## Task statement
Write out each line from the data below that includes the word "заявок".

## Records to process
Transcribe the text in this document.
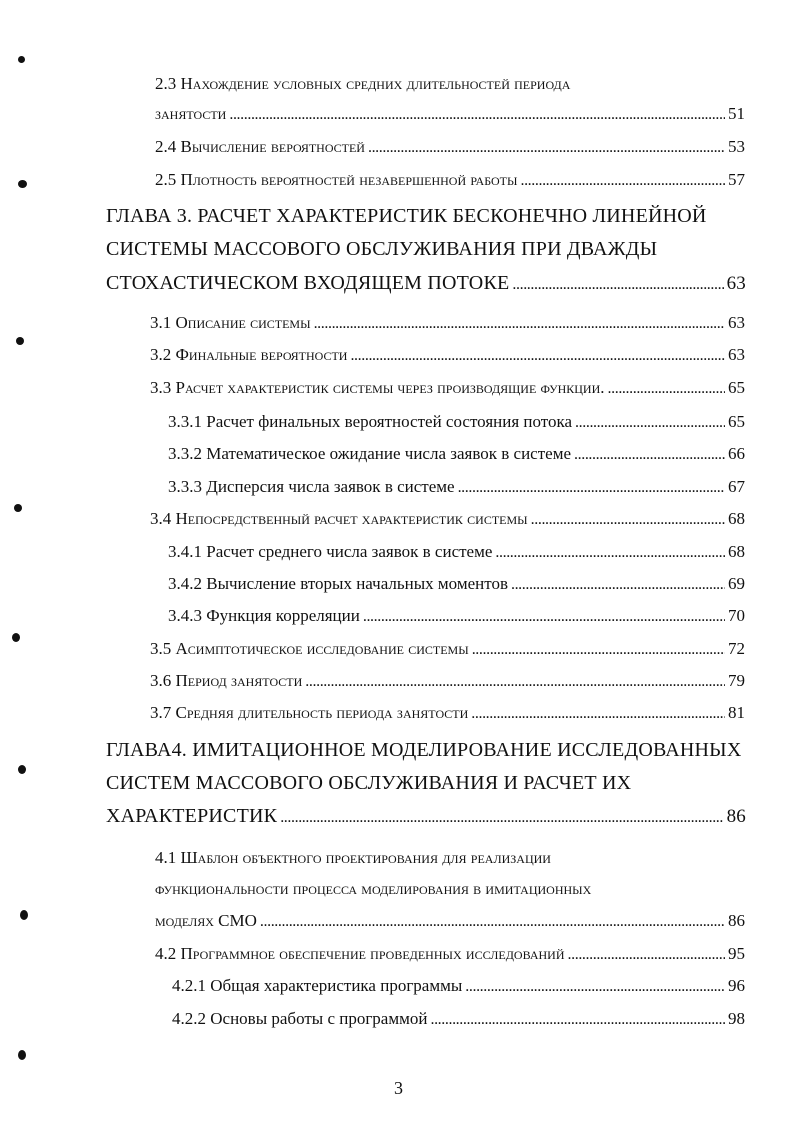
2.3 Нахождение условных средних длительностей периода
занятости . . .	51
2.4 Вычисление вероятностей . . .	53
2.5 Плотность вероятностей незавершенной работы . . .	57
ГЛАВА 3. РАСЧЕТ ХАРАКТЕРИСТИК БЕСКОНЕЧНО ЛИНЕЙНОЙ
СИСТЕМЫ МАССОВОГО ОБСЛУЖИВАНИЯ ПРИ ДВАЖДЫ
СТОХАСТИЧЕСКОМ ВХОДЯЩЕМ ПОТОКЕ . . .	63
3.1 Описание системы . . .	63
3.2 Финальные вероятности . . .	63
3.3 Расчет характеристик системы через производящие функции. . . .	65
3.3.1 Расчет финальных вероятностей состояния потока . . .	65
3.3.2 Математическое ожидание числа заявок в системе . . .	66
3.3.3 Дисперсия числа заявок в системе . . .	67
3.4 Непосредственный расчет характеристик системы . . .	68
3.4.1 Расчет среднего числа заявок в системе . . .	68
3.4.2 Вычисление вторых начальных моментов . . .	69
3.4.3 Функция корреляции . . .	70
3.5 Асимптотическое исследование системы . . .	72
3.6 Период занятости . . .	79
3.7 Средняя длительность периода занятости . . .	81
ГЛАВА4. ИМИТАЦИОННОЕ МОДЕЛИРОВАНИЕ ИССЛЕДОВАННЫХ
СИСТЕМ МАССОВОГО ОБСЛУЖИВАНИЯ И РАСЧЕТ ИХ
ХАРАКТЕРИСТИК . . .	86
4.1 Шаблон объектного проектирования для реализации
функциональности процесса моделирования в имитационных
моделях СМО . . .	86
4.2 Программное обеспечение проведенных исследований . . .	95
4.2.1 Общая характеристика программы . . .	96
4.2.2 Основы работы с программой . . .	98
3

## Completed task
3.3.2 Математическое ожидание числа заявок в системе . . .	66
3.3.3 Дисперсия числа заявок в системе . . .	67
3.4.1 Расчет среднего числа заявок в системе . . .	68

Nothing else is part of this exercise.